Quote the data below in full, minus the images.
════
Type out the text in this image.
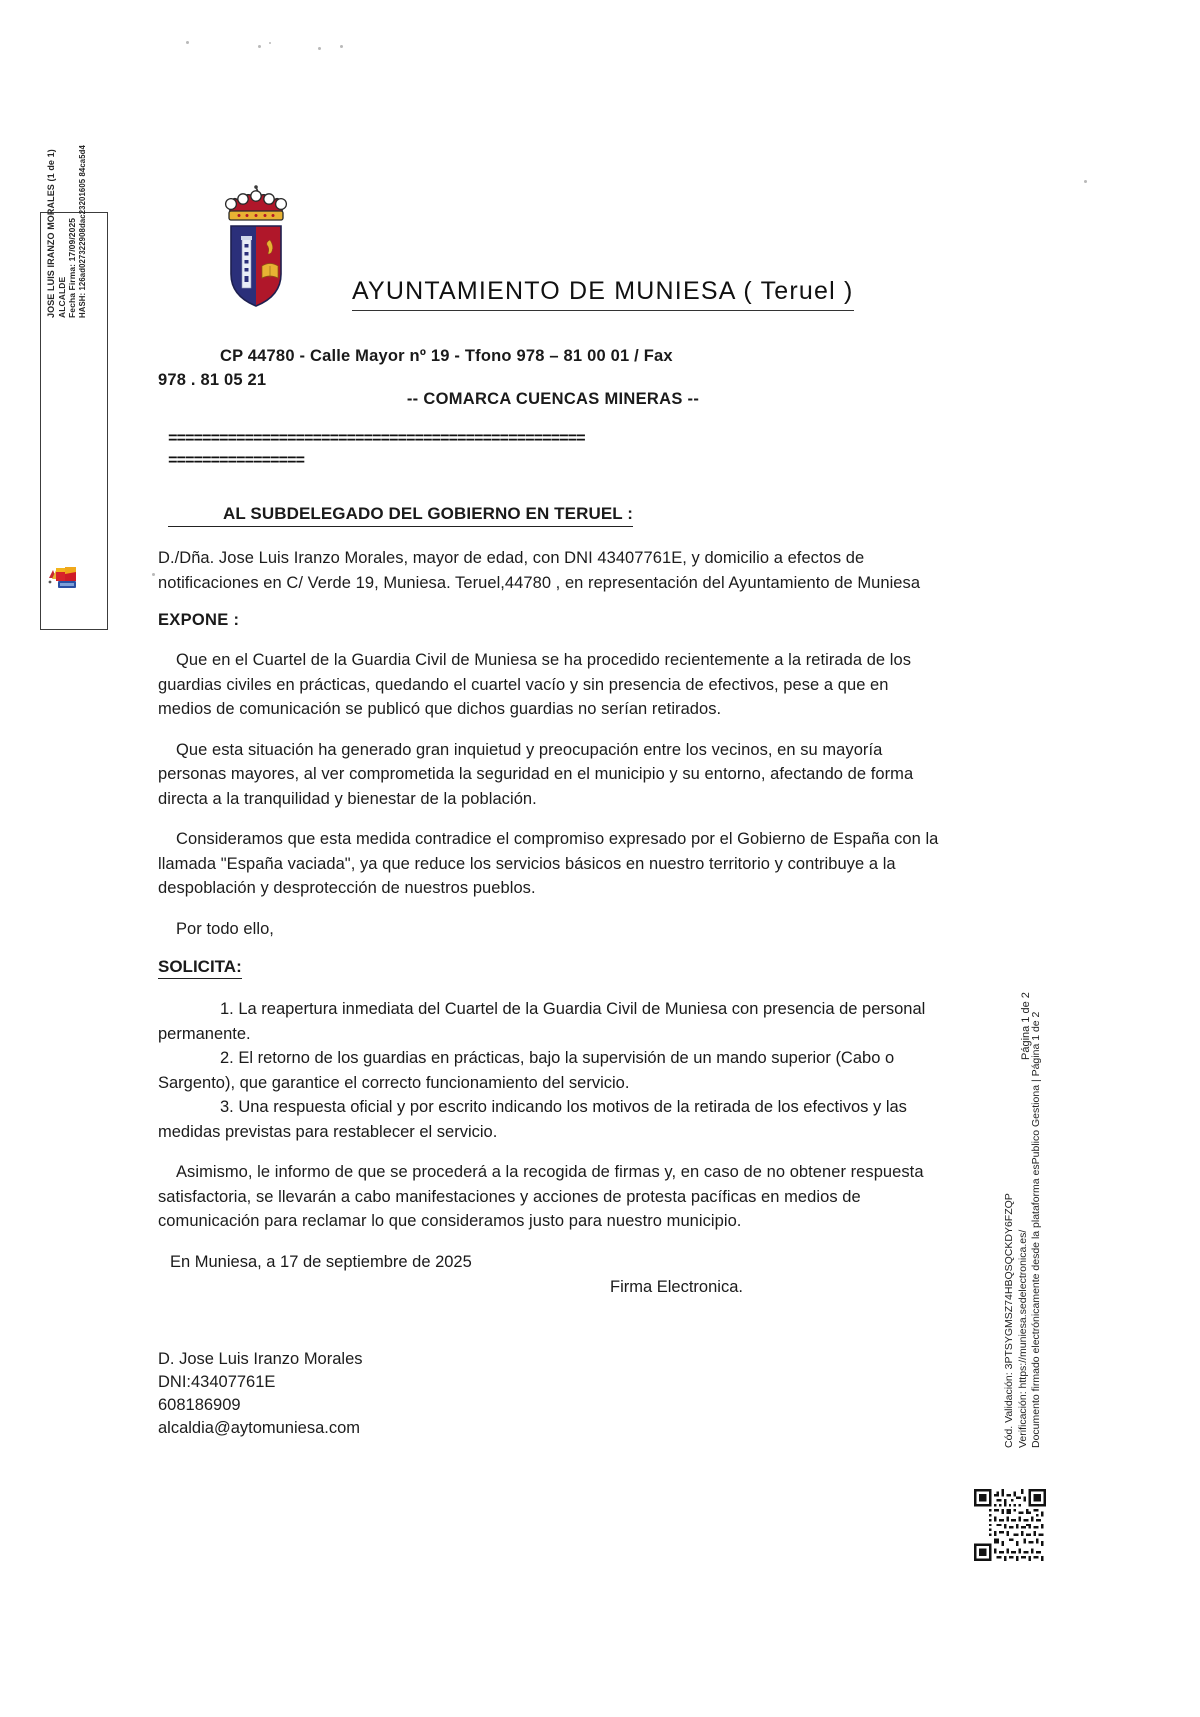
JOSE LUIS IRANZO MORALES (1 de 1) ALCALDE Fecha Firma: 17/09/2025 HASH: 126ad027322908dac23201605 84ca5d4	AYUNTAMIENTO DE MUNIESA ( Teruel )
CP 44780 - Calle Mayor nº 19 - Tfono 978 – 81 00 01 / Fax
978 . 81 05 21
-- COMARCA CUENCAS MINERAS --
=================================================
================
AL SUBDELEGADO DEL GOBIERNO EN TERUEL :

D./Dña. Jose Luis Iranzo Morales, mayor de edad, con DNI 43407761E, y domicilio a efectos de notificaciones en C/ Verde 19, Muniesa. Teruel,44780 , en representación del Ayuntamiento de Muniesa

EXPONE :

Que en el Cuartel de la Guardia Civil de Muniesa se ha procedido recientemente a la retirada de los guardias civiles en prácticas, quedando el cuartel vacío y sin presencia de efectivos, pese a que en medios de comunicación se publicó que dichos guardias no serían retirados.

Que esta situación ha generado gran inquietud y preocupación entre los vecinos, en su mayoría personas mayores, al ver comprometida la seguridad en el municipio y su entorno, afectando de forma directa a la tranquilidad y bienestar de la población.

Consideramos que esta medida contradice el compromiso expresado por el Gobierno de España con la llamada "España vaciada", ya que reduce los servicios básicos en nuestro territorio y contribuye a la despoblación y desprotección de nuestros pueblos.

Por todo ello,

SOLICITA:

1. La reapertura inmediata del Cuartel de la Guardia Civil de Muniesa con presencia de personal permanente.

2. El retorno de los guardias en prácticas, bajo la supervisión de un mando superior (Cabo o Sargento), que garantice el correcto funcionamiento del servicio.

3. Una respuesta oficial y por escrito indicando los motivos de la retirada de los efectivos y las medidas previstas para restablecer el servicio.

Asimismo, le informo de que se procederá a la recogida de firmas y, en caso de no obtener respuesta satisfactoria, se llevarán a cabo manifestaciones y acciones de protesta pacíficas en medios de comunicación para reclamar lo que consideramos justo para nuestro municipio.

En Muniesa, a 17 de septiembre de 2025

Firma Electronica.

D. Jose Luis Iranzo Morales
DNI:43407761E
608186909
alcaldia@aytomuniesa.com	Cód. Validación: 3PTSYGMSZ74HBQSQCKDY6FZQP Verificación: https://muniesa.sedelectronica.es/ Documento firmado electrónicamente desde la plataforma esPublico Gestiona | Página 1 de 2
Página 1 de 2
════
**SOLUTION TO THIS PROBLEM**
Type out the text in this image.
JOSE LUIS IRANZO MORALES (1 de 1) ALCALDE Fecha Firma: 17/09/2025 HASH: 126ad027322908dac23201605 84ca5d4	AYUNTAMIENTO DE MUNIESA ( Teruel )
CP 44780 - Calle Mayor nº 19 - Tfono 978 – 81 00 01 / Fax
978 . 81 05 21
-- COMARCA CUENCAS MINERAS --
=================================================
================
AL SUBDELEGADO DEL GOBIERNO EN TERUEL :

D./Dña. Jose Luis Iranzo Morales, mayor de edad, con DNI 43407761E, y domicilio a efectos de notificaciones en C/ Verde 19, Muniesa. Teruel,44780 , en representación del Ayuntamiento de Muniesa

EXPONE :

Que en el Cuartel de la Guardia Civil de Muniesa se ha procedido recientemente a la retirada de los guardias civiles en prácticas, quedando el cuartel vacío y sin presencia de efectivos, pese a que en medios de comunicación se publicó que dichos guardias no serían retirados.

Que esta situación ha generado gran inquietud y preocupación entre los vecinos, en su mayoría personas mayores, al ver comprometida la seguridad en el municipio y su entorno, afectando de forma directa a la tranquilidad y bienestar de la población.

Consideramos que esta medida contradice el compromiso expresado por el Gobierno de España con la llamada "España vaciada", ya que reduce los servicios básicos en nuestro territorio y contribuye a la despoblación y desprotección de nuestros pueblos.

Por todo ello,

SOLICITA:

1. La reapertura inmediata del Cuartel de la Guardia Civil de Muniesa con presencia de personal permanente.

2. El retorno de los guardias en prácticas, bajo la supervisión de un mando superior (Cabo o Sargento), que garantice el correcto funcionamiento del servicio.

3. Una respuesta oficial y por escrito indicando los motivos de la retirada de los efectivos y las medidas previstas para restablecer el servicio.

Asimismo, le informo de que se procederá a la recogida de firmas y, en caso de no obtener respuesta satisfactoria, se llevarán a cabo manifestaciones y acciones de protesta pacíficas en medios de comunicación para reclamar lo que consideramos justo para nuestro municipio.

En Muniesa, a 17 de septiembre de 2025

Firma Electronica.

D. Jose Luis Iranzo Morales
DNI:43407761E
608186909
alcaldia@aytomuniesa.com	Cód. Validación: 3PTSYGMSZ74HBQSQCKDY6FZQP Verificación: https://muniesa.sedelectronica.es/ Documento firmado electrónicamente desde la plataforma esPublico Gestiona | Página 1 de 2
Página 1 de 2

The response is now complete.